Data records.

-.-.-

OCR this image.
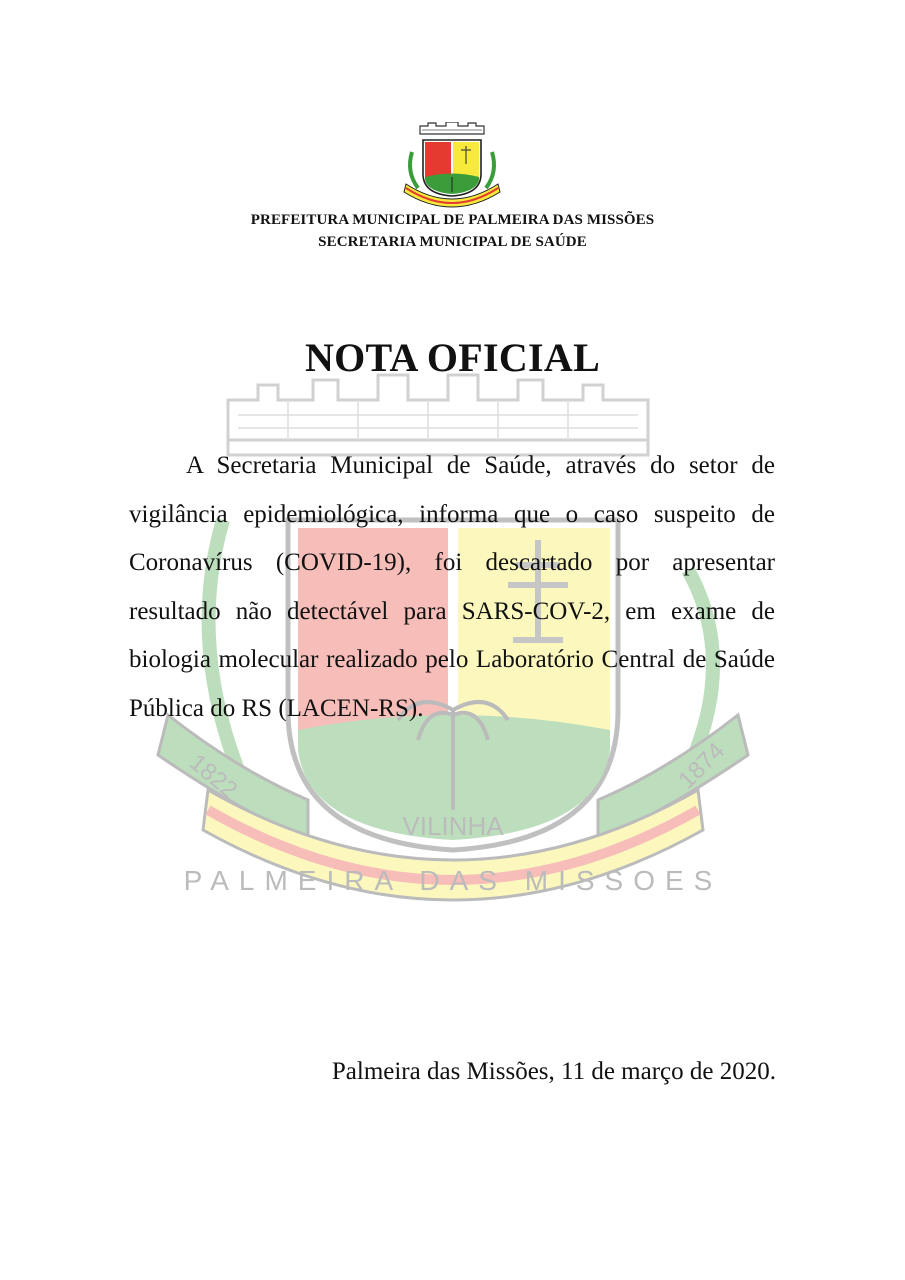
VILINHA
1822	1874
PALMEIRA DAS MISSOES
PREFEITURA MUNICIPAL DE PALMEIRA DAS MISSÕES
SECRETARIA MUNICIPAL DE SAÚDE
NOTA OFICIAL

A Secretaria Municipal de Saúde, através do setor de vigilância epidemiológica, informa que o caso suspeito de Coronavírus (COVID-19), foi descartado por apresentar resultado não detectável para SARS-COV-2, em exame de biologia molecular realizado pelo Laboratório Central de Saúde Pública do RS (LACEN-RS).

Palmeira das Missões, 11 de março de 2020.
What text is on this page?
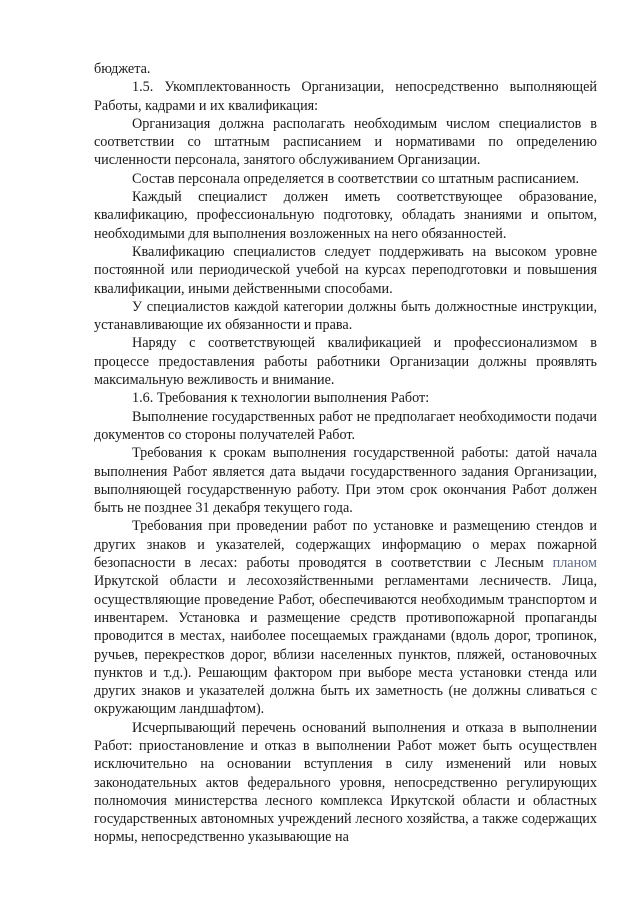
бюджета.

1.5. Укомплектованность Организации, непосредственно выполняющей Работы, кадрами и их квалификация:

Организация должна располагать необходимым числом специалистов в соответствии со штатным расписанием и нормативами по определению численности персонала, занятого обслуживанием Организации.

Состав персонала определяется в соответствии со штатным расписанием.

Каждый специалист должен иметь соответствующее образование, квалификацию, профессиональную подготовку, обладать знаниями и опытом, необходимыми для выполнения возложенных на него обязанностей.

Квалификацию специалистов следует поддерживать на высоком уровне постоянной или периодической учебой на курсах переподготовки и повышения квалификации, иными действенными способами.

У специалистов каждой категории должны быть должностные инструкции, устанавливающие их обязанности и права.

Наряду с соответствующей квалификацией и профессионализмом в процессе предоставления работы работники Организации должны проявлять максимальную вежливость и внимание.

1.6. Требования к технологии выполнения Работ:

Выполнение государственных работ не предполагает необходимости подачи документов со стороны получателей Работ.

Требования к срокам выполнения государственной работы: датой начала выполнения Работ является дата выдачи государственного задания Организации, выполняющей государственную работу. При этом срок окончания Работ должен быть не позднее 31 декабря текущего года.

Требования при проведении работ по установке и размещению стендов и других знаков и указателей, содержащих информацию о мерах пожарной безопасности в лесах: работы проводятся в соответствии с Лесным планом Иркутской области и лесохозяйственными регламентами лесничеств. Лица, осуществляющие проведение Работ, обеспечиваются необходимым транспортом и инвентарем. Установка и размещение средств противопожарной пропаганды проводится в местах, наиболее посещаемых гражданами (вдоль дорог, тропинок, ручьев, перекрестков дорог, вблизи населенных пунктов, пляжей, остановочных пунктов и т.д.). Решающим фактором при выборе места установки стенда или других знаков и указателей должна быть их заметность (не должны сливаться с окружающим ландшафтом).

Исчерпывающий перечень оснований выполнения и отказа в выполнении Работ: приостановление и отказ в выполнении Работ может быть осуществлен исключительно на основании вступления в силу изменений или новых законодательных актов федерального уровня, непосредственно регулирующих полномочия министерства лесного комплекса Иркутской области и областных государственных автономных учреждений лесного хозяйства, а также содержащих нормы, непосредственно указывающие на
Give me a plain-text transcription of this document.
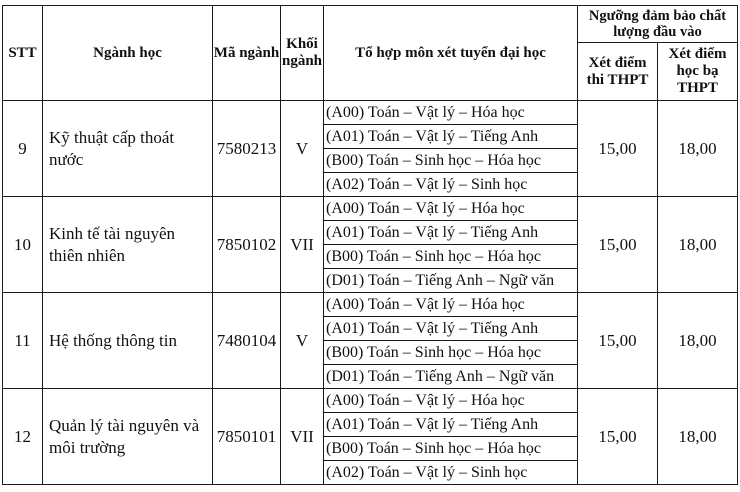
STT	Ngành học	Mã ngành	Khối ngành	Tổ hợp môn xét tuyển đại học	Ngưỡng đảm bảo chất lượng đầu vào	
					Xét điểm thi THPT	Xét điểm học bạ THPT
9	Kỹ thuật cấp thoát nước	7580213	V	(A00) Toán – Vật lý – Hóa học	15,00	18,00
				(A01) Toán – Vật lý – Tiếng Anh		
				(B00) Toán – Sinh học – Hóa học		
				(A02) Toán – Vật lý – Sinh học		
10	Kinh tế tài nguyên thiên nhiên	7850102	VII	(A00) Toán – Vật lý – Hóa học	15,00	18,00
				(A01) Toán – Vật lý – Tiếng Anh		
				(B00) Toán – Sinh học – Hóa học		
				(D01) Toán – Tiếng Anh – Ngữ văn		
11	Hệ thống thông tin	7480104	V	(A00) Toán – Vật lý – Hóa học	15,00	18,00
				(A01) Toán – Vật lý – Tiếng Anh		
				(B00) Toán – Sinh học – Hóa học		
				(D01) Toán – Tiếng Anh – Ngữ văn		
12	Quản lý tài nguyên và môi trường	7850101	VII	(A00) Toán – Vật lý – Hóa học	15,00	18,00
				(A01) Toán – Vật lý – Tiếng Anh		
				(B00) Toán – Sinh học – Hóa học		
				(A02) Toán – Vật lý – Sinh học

-.-.-

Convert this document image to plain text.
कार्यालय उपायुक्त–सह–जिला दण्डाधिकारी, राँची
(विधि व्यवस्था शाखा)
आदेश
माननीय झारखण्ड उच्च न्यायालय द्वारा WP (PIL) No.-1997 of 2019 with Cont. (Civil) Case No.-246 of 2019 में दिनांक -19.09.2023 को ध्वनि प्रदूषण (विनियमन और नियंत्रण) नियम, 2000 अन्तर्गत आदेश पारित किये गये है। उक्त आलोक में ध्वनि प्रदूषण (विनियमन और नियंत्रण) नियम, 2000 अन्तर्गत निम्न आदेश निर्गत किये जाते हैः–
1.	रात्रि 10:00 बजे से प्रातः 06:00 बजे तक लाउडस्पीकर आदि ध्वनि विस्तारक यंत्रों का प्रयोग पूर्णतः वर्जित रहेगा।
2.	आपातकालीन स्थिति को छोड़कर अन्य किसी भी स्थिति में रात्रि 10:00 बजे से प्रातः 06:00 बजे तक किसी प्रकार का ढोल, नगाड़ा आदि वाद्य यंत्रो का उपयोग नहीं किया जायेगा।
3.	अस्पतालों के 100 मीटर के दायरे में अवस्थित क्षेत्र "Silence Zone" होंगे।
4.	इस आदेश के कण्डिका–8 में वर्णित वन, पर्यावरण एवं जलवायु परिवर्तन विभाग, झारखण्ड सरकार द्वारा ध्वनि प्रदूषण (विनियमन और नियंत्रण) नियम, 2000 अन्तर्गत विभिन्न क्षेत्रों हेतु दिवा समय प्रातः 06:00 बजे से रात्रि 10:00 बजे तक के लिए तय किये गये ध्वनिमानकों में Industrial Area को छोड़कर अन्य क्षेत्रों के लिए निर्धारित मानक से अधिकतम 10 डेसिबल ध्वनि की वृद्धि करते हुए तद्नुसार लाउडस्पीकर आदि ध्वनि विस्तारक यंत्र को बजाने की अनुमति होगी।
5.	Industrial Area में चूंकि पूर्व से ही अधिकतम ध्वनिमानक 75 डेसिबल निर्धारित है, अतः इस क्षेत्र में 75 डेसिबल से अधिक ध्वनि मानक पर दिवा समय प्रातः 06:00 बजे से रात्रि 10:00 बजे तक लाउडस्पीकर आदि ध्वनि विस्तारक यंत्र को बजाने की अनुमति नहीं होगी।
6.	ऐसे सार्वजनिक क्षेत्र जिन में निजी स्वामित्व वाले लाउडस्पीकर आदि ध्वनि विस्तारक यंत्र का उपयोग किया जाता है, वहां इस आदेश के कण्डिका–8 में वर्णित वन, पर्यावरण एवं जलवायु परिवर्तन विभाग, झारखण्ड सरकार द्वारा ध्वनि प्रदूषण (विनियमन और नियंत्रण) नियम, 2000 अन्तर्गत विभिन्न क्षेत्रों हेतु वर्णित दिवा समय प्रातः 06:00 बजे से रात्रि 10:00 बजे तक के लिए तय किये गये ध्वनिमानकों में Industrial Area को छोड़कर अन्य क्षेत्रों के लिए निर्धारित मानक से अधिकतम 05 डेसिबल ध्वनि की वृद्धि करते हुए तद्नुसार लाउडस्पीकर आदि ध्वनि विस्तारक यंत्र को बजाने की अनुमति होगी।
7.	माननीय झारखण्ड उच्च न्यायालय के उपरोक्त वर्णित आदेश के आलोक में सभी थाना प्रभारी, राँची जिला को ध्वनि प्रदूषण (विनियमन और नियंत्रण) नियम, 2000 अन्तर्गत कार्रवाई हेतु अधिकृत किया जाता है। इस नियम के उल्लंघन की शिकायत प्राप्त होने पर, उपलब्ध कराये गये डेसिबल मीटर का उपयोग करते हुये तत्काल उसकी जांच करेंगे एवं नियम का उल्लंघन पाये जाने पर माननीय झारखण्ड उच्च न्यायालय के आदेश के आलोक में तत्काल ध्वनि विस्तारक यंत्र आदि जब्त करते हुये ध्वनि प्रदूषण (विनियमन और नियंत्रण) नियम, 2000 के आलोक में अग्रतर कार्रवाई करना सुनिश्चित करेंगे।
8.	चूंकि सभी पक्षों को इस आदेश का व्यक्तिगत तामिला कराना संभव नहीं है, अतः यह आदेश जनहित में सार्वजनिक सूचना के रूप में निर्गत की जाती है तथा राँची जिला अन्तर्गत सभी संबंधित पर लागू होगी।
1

-.-.-

Provide only the number of lines in the entries that hold the word "расписанием".

2